→ **Source**

------------

At the conclusion of the trial, appellant moved for a directed verdict in its favor and for a dismissal of the counterclaim because there was insufficient evidence of duress or lack of consideration. The court refused to grant its motion and this refusal is relied upon by appellant for reversal in this case.
It is appellant's contention that there was insufficient evidence of duress to present that question to the jury and that the court erred in giving its instructions numbered 1 and 6 because it gave the jury the idea that there were two separate and distinct defenses to the validity of the transaction. Respondent pleaded both duress and illegal consideration as defenses. The court in its Instruction No. 1 told the jury:
"You are instructed that the defendant, W.S. Berryessa, admits signing the note sued upon but raises two defenses to his liability thereon. The first defense is that his signature was obtained as a result of the duress upon him of the plaintiff's agent, J.G. Hagman, Jr., that if defendant, W.S. Berryessa, did not sign the note his son, Frank Berryessa, would be criminally prosecuted and sent to jail. The second defense is that even if it should be determined that such duress has not been proven, nevertheless the only consideration for his signing the note was the promise of plantiff's agent, J.G. Hagman, Jr., that if he would sign Frank Berryessa would not be criminally prosecuted, and that such consideration is illegal and insufficient to support the note. You are instructed that either of these defenses, if established by preponderance of the evidence is a sufficient and adequate defense to plaintiff's action against the defendant, W.S. Berryessa."
*247 In Instruction No. 6 the jury were told:
"You are instructed that the note sued upon by the plaintiff is invalid against the defendant, W.S. Berryessa, if not supported by a valuable consideration. A promissory note given for the suppression of a criminal prosecution is against public policy and cannot be enforced between the parties, and it is immaterial whether the individual as to whom the criminal prosecution is suppressed was guilty or innocent. Accordingly, if you believe from a preponderance of the evidence that the defendant, W.S. Berryessa, signed the note sued upon by the plaintiff in consideration of plaintiff's promise through its agent, J.G. Hagman, Jr., that Frank Berryessa would not be criminally prosecuted for his defalcations, the note is invalid as to the defendant, W.S. Berryessa, and you must so find.
"The burden of proof is on the defendant in this case to prove that the consideration for which the defendant signed the note was the suppression of a criminal prosecution against defendant's son."

------------

Stored records:
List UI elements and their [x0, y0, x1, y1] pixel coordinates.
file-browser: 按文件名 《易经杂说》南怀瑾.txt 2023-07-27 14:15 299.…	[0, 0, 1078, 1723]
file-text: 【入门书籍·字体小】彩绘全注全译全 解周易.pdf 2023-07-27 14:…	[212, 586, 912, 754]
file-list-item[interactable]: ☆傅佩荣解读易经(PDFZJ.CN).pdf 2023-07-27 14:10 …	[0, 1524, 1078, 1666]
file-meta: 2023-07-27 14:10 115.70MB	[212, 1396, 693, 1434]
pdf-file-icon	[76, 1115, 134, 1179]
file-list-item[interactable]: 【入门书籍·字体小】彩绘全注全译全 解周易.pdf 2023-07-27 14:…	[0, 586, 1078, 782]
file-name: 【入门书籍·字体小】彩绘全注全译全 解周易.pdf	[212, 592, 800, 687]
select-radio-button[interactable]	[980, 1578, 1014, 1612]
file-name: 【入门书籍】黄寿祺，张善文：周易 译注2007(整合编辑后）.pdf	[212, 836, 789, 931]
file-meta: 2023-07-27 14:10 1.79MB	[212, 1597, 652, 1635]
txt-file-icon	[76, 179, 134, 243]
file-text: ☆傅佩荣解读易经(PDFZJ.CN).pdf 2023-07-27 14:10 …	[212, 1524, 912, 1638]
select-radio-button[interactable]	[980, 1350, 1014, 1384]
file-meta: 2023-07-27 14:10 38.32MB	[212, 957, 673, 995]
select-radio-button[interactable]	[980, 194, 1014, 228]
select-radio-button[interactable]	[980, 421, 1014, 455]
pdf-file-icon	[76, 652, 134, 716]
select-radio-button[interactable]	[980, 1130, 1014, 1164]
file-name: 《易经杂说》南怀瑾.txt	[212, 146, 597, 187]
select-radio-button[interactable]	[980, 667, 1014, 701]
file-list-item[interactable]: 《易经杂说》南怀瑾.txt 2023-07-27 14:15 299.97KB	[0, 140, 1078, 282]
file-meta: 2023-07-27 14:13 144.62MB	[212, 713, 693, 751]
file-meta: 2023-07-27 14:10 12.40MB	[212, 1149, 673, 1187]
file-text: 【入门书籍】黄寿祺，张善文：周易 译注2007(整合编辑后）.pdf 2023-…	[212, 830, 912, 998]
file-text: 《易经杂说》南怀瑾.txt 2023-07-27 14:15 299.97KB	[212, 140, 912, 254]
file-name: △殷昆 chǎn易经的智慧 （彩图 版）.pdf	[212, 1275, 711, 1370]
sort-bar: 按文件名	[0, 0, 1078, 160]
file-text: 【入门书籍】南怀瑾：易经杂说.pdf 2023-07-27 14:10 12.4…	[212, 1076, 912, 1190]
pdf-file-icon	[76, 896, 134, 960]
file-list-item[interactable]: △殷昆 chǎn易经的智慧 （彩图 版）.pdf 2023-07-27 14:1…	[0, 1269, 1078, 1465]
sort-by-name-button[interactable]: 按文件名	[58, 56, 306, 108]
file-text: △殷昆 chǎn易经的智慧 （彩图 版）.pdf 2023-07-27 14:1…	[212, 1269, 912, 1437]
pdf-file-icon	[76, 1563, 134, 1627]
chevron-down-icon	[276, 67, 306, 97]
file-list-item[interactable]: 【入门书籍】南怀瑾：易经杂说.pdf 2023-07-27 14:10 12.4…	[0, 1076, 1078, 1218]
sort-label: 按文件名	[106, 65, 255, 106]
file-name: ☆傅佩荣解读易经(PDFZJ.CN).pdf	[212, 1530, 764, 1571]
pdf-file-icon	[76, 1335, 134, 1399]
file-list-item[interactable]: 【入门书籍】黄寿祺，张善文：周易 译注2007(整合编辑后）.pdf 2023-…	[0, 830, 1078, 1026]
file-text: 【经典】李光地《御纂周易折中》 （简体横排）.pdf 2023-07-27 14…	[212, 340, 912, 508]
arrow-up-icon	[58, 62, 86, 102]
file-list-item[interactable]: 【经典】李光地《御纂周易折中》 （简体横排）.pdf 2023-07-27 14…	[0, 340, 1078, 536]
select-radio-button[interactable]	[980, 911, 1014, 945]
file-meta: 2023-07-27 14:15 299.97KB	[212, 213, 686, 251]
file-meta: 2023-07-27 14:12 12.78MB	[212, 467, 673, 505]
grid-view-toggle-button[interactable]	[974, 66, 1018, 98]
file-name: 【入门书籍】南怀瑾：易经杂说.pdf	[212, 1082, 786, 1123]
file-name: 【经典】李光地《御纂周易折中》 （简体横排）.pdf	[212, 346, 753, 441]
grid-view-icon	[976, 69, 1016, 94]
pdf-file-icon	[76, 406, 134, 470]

------------

→ **Exercise objective**
Write a continuation of the court opinion on the contested promissory note signed by W.S. Berryessa, beginning after its final sentence.

→ **Reply**
It will be noted that these instructions correctly placed the burden of proving their defenses of duress or illegal consideration upon the Berryessas.
It is well settled that a note given to suppress a criminal prosecution is against public policy and is not enforceable between the parties. See 10 C.J.S., Bills and Notes, § 154, pages 630-631 and Simon Newman Co. v. Woods, 85 Cal. App. 360, 259 P. 460, on pages 462, 463, wherein the court said:
"It is conceded that a note or mortgage given on promise to refrain from the prosecution of a person for a felony, or under threats of arrest or prosecution, would be void as against public policy; * * *."
In this case respondent relied on two separate defenses, duress and illegal consideration, either one of which is sufficient to nullify this note. So if the jury found that the note was the result of duress or that respondent signed the note because appellant promised to refrain from criminal prosecution of his son, either one would be sufficient to invalidate the note and would constitute a defense thereto.
The uncashed check and the payment of $1,500 cash, present a different problem. Respondent had given the *248 hotel a note for slightly over $2,000 to pay for the son's defalcations. At the time this note was given, there can be no question that no coercion was exercised against respondent and that his act was voluntary and at his own suggestion. There is nothing in the record to indicate that this note was given under duress or a promise to suppress prosecution. When appellant as surety paid the hotel the entire amount embezzled, it was entitled to be subrogated to the rights of the hotel and to an assignment of the note which respondent had given it. Respondent knew he had signed the note and was liable thereon. He, therefore, substituted for his promise to pay the hotel a promise to pay $2,000 to the Indemnity Company. In conformity to that promise, he paid $1,500 and gave his check for $500. This should be regarded as the extinguishment of a preexisting, valid debt, which the appellant had a right to collect. Under such circumstances, the court erred in submitting the issue of duress and illegal consideration to the jury on respondent's counterclaim.
The judgment against appellant on its complaint is affirmed. The judgment in favor of the respondent on his counterclaim is reversed. Each party to bear their own costs.
McDONOUGH and CROCKETT, JJ., concur.
WOLFE, Chief Justice (concurring-dissenting).
I concur in the majority opinion as to the counterclaim.
I dissent from the holding that there can be no recovery on the note. To hold in this case that the note was given for an illegal consideration and is therefore not enforceable is unjust and unreasonable. Frank Berryessa owed the sum of $6,865.28 to the Great American Indemnity Company as a subrogee of the Hotel Company, after the Indemnity Company paid the amount embezzled by Frank. Frank's agreement to sign the note is not against public policy. It is merely recognition on his part that he owes *249 a legal debt. The consideration for Frank's signature to the note is an implied promise to repay the amount criminally taken by him. The accommodation party, W.S. Berryessa, is liable on the note without receiving consideration therefor, 61-1-30, U.C.A. 1943; Uniform Negotiable Instruments Act, Sec. 29.
But it is stated by the authorities that,
"Bills and notes for the concealment of a crime or the suppression or hindering of a criminal prosecution are against public policy and cannot be enforced between the immediate parties, whether the maker was innocent or guilty. If an agreement not to prosecute criminally forms any part of the consideration, it is immaterial that there was an existing indebtedness which could have been a consideration for the instrument, as where the bill or note was given for money embezzled or stolen by the maker." (Italics added.) 10 C.J.S., Bills and Notes, § 154, pages 630-631.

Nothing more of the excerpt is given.